§ Document extract:
- Opening Delimiter -

4. Efficiency Goals (Resource Optimization)

Analyze the transcript for:

  • Context management: Was context used efficiently?
  • Tool calls: Were there unnecessary/redundant calls?
  • Parallelization: Were parallel opportunities exploited?

Checklist:

  • No redundant file reads
  • Parallel tasks dispatched in parallel
  • Explore agent used for broad searches

Configuration Files to Review

Read these files to understand the intended workflow:

  1. CLAUDE.md: ./CLAUDE.md
  2. Crew skill: .agents/skills-local/crew-claude/SKILL.md (contains workflows, hard requirements, anti-patterns, and skill routing)

Scoring Rubric

For each category, assign a score (0-100) and pass/fail:

CategoryScore RangePass Threshold
Outcome0-100≥70
Process0-100≥60
Style0-100≥50
Efficiency0-100≥50

Scoring Guidelines:

Outcome:

  • 90-100: All requests fulfilled, high quality output
  • 70-89: Primary request fulfilled, minor gaps
  • 50-69: Partial completion, significant gaps
  • 0-49: Failed to complete primary request

Process:

  • 90-100: All skills loaded, all gates passed with proofs
  • 70-89: Most skills loaded, gates mostly complete
  • 50-69: Some skills missing, gates incomplete
  • 0-49: Major process violations

Style:

  • 90-100: Perfect format compliance, meaningful iterations
  • 70-89: Good format, some boilerplate iterations
  • 50-69: Format issues, iterations lack depth
  • 0-49: Format violations, no meaningful iteration

Efficiency:

  • 90-100: Optimal tool usage, perfect parallelization
  • 70-89: Good efficiency, minor redundancy
  • 50-69: Some wasted operations
  • 0-49: Significant inefficiency

Output Format

Generate a structured analysis:

json
{
  "session_id": "${CLAUDE_SESSION_ID}",
  "outcome": { "score": <N>, "pass": <bool>, "notes": "<summary>" },
  "process": { "score": <N>, "pass": <bool>, "notes": "<summary>" },
  "style": { "score": <N>, "pass": <bool>, "notes": "<summary>" },
  "efficiency": { "score": <N>, "pass": <bool>, "notes": "<summary>" },
  "overall": <average>,
  "improvements": [
    { "priority": 1, "category": "<O/P/S/E>", "file": "<path>", "suggestion": "<change>" }
  ]
}

GitHub Issue Creation

After analysis, create a GitHub issue:

bash
gh issue create --repo settlemint/agent-marketplace \
  --title "Workflow Improvement: Session ${CLAUDE_SESSION_ID}" \
  --label "workflow-improvement,session-memory" \
  --body "$(cat <<'EOF'
## Workflow Improvement Recommendations

**Session analyzed:** ${CLAUDE_SESSION_ID}
**Project:** !`basename $(pwd)`
**Date:** !`date +%Y-%m-%d`

### Session Evaluation Scores

| Category | Score | Pass | Notes |
|----------|-------|------|-------|
| Outcome | <score>/100 | <emoji> | <notes> |
| Process | <score>/100 | <emoji> | <notes> |
| Style | <score>/100 | <emoji> | <notes> |
| Efficiency | <score>/100 | <emoji> | <notes> |
| **Overall** | **<avg>** | | |

### Session Summary
<Brief summary of what the user wanted to accomplish>

### Intent vs Execution Analysis
| User Intent | What Happened | Category | Gap |
|-------------|---------------|----------|-----|
| <request 1> | <execution>   | <O/P/S/E> | <gap> |

### Improvements by Priority

#### P1 (Critical)

- Closing Delimiter -

§ Provided data:

- Opening Delimiter -

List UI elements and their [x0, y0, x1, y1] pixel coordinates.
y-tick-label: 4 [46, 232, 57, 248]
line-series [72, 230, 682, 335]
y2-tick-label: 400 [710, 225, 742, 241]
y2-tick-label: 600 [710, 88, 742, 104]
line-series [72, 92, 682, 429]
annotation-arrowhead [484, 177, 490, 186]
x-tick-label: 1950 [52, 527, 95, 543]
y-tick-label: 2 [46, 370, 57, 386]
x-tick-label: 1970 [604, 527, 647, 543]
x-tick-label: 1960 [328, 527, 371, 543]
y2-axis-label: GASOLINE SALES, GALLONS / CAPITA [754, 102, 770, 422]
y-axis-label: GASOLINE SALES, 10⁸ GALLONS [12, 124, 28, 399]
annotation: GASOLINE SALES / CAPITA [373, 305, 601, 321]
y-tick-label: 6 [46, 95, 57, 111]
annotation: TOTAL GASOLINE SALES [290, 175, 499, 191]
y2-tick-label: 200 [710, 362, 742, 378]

- Closing Delimiter -

§ Exercise instructions:
A) Answer these questions from the session evaluation instructions:
(i) Which repository is named in the GitHub issue command?
(ii) What does the crew skill file contain, according to its description?
(iii) Which Process score range matches "Most skills loaded, gates mostly complete"?
B) Resume the session evaluation instructions after their last line, keeping the format of the issue template.

§ Your responses:
A)
(i) settlemint/agent-marketplace
(ii) Workflows, hard requirements, anti-patterns, and skill routing
(iii) 70-89

B)
- [ ] [File: path] [Change: description]

#### P2 (Important)
- [ ] [File: path] [Change: description]

#### P3 (Nice-to-have)
- [ ] [File: path] [Change: description]

### Suggested New Skills/Routing
- [ ] Add skill: [name] - addresses [category] gap
- [ ] Add routing: [trigger] -> [skill]

### Workflow Adjustments
- [ ] [Phase/gate modification]

---
**Files analyzed:**
- Session: ~/.claude/projects/[path]/[session].jsonl
- Config: CLAUDE.md, .claude/skills/*, .agents/skills-local/crew-claude/*
**Framework:** OpenAI eval-skills (Outcome/Process/Style/Efficiency)
EOF
)"

Execution Steps

  1. Discover session: Find and read the current session transcript
  2. Analyze transcript: Parse user messages, tool calls, and outputs
  3. Score each category: Apply rubric to generate scores
  4. Read config files: Understand intended workflow
  5. Identify gaps: Compare intent vs execution
  6. Generate improvements: Prioritized, actionable suggestions
  7. Create issue: GitHub issue with full analysis

Begin by discovering the session transcript.